PROBLEM DESCRIPTION:
Please output every line of the material as it stands, without the pictures.
— Begin WORKING DATA —
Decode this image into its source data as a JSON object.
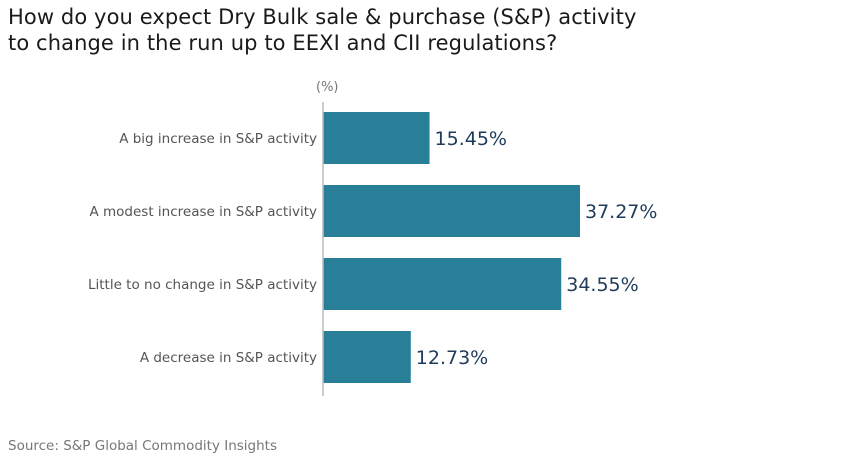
{
  "chart_data": {
    "type": "bar",
    "orientation": "horizontal",
    "title": "How do you expect Dry Bulk sale & purchase (S&P) activity to change in the run up to EEXI and CII regulations?",
    "title_lines": [
      "How do you expect Dry Bulk sale & purchase (S&P) activity",
      "to change in the run up to EEXI and CII regulations?"
    ],
    "unit_label": "(%)",
    "categories": [
      "A big increase in S&P activity",
      "A modest increase in S&P activity",
      "Little to no change in S&P activity",
      "A decrease in S&P activity"
    ],
    "values": [
      15.45,
      37.27,
      34.55,
      12.73
    ],
    "data_labels": [
      "15.45%",
      "37.27%",
      "34.55%",
      "12.73%"
    ],
    "xlim": [
      0,
      40
    ],
    "grid": false,
    "bar_color": "#2a7f98",
    "label_color": "#1f3b5c"
  },
  "source": "Source: S&P Global Commodity Insights"
}
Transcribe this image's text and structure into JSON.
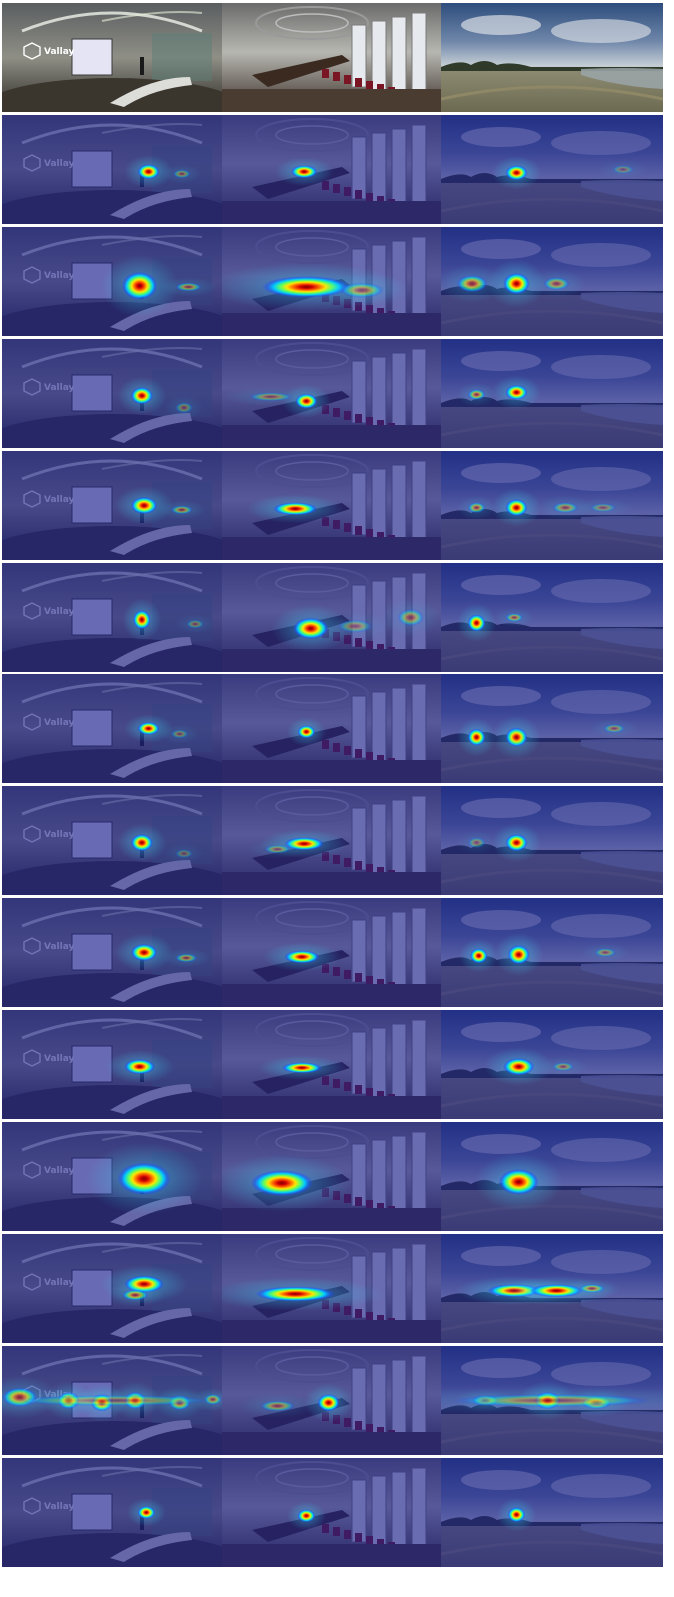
— End WORKING DATA —
FINISHED TASK:
Decode this image into its source data as a JSON object.
{
  "chart_data": {
    "type": "bar",
    "orientation": "horizontal",
    "title": "How do you expect Dry Bulk sale & purchase (S&P) activity to change in the run up to EEXI and CII regulations?",
    "title_lines": [
      "How do you expect Dry Bulk sale & purchase (S&P) activity",
      "to change in the run up to EEXI and CII regulations?"
    ],
    "unit_label": "(%)",
    "categories": [
      "A big increase in S&P activity",
      "A modest increase in S&P activity",
      "Little to no change in S&P activity",
      "A decrease in S&P activity"
    ],
    "values": [
      15.45,
      37.27,
      34.55,
      12.73
    ],
    "data_labels": [
      "15.45%",
      "37.27%",
      "34.55%",
      "12.73%"
    ],
    "xlim": [
      0,
      40
    ],
    "grid": false,
    "bar_color": "#2a7f98",
    "label_color": "#1f3b5c"
  },
  "source": "Source: S&P Global Commodity Insights"
}
Transcribe this image's text and structure into JSON.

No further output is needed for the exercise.